• _TEXTO DO DOCUMENTO_:
────

Atualmente, de acordo com Cardia, não há nenhum preso por não pagamento de pensão na cadeia. Nas estatísticas de 1998 e 1999, 32 chegaram a ser recolhidos

(em cada ano). Quarenta e seis e 49, respectivamente, obtiveram o chamado contramandado, por ter procurado advogado e saldado a dívida a tempo. No ano passado, 14 casos ficaram em aberto, o que significa que os intimados não foram localizados ou o mandado está para ser cumprido. Este ano, 55 estão na mesma situação. Na estatística aparece, também, o número de pessoas que foram informadas, ou seja, procuradas mas não encontradas por terem ido embora de Bauru ou falecido. São 81 no total.

Como e quando se determina o pagamento da pensão?

Entende-se por alimento tudo o que é indispensável ao sustento, habitação, vestuário, instrução e educação do menor até os 21 anos de idade. No caso da separação, no entanto, o cônjuge ou companheiro (seja homem ou mulher), tem direito a pleitear uma pensão para si além daquela que é paga para os filhos. Para isso, basta que se comprove a necessidade de um e a possibilidade de outro, de acordo com o promotor Luiz A. S. Salomão. O detalhe é que a cobrança só é devida aos últimos cinco anos, contados a partir do momento que foi pleiteado judicialmente. Portanto, mesmo que se tenha vivido anos com alguém, o prazo anterior

é considerado prescrito.

────

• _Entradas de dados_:

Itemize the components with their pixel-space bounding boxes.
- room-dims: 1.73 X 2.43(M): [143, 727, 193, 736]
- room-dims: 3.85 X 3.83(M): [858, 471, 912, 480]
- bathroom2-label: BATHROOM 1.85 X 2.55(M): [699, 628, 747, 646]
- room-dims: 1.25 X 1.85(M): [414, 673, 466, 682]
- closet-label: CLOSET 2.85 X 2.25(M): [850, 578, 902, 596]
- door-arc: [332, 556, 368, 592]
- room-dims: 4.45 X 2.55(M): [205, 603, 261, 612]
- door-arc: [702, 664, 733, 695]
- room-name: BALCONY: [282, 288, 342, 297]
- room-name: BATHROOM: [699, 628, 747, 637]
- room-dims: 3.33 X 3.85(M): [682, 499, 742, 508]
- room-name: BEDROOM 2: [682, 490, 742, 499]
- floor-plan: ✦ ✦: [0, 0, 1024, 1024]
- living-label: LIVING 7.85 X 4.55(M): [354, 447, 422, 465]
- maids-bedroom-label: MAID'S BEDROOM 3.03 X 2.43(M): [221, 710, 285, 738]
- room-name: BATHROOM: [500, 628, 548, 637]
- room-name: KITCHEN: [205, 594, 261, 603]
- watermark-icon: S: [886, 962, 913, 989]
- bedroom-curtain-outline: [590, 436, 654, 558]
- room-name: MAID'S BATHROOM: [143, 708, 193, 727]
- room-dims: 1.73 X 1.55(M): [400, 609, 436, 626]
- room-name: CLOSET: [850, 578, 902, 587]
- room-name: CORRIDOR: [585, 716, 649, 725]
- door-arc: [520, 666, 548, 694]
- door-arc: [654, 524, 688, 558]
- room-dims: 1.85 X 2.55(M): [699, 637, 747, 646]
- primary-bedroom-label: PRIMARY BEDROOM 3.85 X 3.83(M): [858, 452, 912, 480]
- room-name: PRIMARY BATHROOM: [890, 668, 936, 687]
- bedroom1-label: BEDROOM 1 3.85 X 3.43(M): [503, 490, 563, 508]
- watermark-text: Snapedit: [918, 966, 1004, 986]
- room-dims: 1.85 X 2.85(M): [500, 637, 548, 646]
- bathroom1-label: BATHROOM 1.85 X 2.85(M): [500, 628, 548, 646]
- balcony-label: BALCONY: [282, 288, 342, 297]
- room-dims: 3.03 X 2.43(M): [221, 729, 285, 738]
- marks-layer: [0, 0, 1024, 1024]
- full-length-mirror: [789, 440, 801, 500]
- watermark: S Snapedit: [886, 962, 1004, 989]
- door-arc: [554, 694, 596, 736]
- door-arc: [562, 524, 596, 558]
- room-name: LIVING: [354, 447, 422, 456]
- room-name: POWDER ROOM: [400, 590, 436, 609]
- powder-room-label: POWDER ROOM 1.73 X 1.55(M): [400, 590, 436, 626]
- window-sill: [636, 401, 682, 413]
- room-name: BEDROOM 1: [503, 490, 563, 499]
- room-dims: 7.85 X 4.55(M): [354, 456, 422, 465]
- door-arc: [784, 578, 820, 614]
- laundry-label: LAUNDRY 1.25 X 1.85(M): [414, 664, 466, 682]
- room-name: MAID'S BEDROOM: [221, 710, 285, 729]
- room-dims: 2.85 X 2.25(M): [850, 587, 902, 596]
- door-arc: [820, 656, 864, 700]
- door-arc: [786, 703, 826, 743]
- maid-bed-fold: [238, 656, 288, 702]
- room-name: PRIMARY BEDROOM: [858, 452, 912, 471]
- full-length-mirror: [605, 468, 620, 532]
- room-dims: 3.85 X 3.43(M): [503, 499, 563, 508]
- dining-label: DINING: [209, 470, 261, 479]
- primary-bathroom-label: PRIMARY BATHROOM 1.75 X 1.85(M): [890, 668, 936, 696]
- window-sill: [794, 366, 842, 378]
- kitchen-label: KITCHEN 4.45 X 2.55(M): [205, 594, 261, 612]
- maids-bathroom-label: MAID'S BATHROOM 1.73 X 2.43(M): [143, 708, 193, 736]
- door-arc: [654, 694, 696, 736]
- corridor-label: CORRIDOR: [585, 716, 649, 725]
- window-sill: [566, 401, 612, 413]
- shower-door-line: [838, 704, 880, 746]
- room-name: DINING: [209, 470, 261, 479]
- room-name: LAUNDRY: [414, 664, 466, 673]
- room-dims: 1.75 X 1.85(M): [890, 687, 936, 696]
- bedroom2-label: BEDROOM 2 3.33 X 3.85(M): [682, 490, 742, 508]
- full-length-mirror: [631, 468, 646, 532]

────

• _TAREFA PROPOSTA 1_:
No texto sobre pensão alimentícia, quantas pessoas foram procuradas e não encontradas por terem deixado Bauru ou falecido?
• _TAREFA PROPOSTA 2_:
Dê sequência ao texto sobre pensão alimentícia a partir da última frase apresentada.

• _RESPOSTA DO EXERCÍCIO 1_:
81 pessoas no total.

• _RESPOSTA DO EXERCÍCIO 2_:
"Hoje em dia, porém, as mulheres têm pleiteado alimentos apenas para os filhos porque estão buscando o próprio sustento. O pedido de pensão é mais comum entre as mais velhas, que dedicaram a vida à casa, não tiveram oportunidade de manter-se por conta própria e não conseguiriam agora", explicou.

O promotor salientou que o estabelecimento da pensão não

é uma situação fixa, mas pode variar ao longo do tempo. O alimentado (que recebe a pensão) pode mudar sua situação financeira - nesse caso, o alimentante tem direito a "virar o jogo" e solicitar o benefício do outro ou passar a pagar menos. Outro fator importante é o estabelecimento de um novo relacionamento. No entendimento de alguns juízes, não é necessário nem mesmo estar morando com outra pessoa, basta que haja um namoro para que a pensão seja cortada.

Quanto ao valor da pensão, embora se tenha convencionado a cobrança de 30% sobre os rendimentos do companheiro, o número é objeto de negociação, podendo ser maior ou menor. Mas, de acordo com Salomão, esse não

é um valor aleatório. "Ele é fruto de um estudo que determina 30% como a porcentagem do que uma pessoa gasta dos seus rendimentos para sobreviver", esclareceu.

Quando o sujeito não cumpre com o pagamento da pensão fixada, é intimado a justificar a causa da impossibilidade de fazê-lo sob pena de prisão, que pode chegar a três meses. O desemprego, alegação mais comum, tem sido desconsiderado por alguns juízes, por entenderem que o filho não deu causa a essa situação, portanto, nada tem a ver com o problema. De acordo com o promotor, a incapacidade física parcial ou permanente é uma das poucas aceitas atualmente.

De acordo com o delegado J. J. Cardia, se o valor não for pago, o acusado corre o risco de enfrentar prisões sucessivas, desde que o solicitante entre com novos processos na Justiça. Isso porque, responde-se por cada delito apenas uma vez. "Mas eles sempre dão um jeito, no máximo num prazo de cinco dias. Ninguém quer ficar preso muito tempo", afirmou.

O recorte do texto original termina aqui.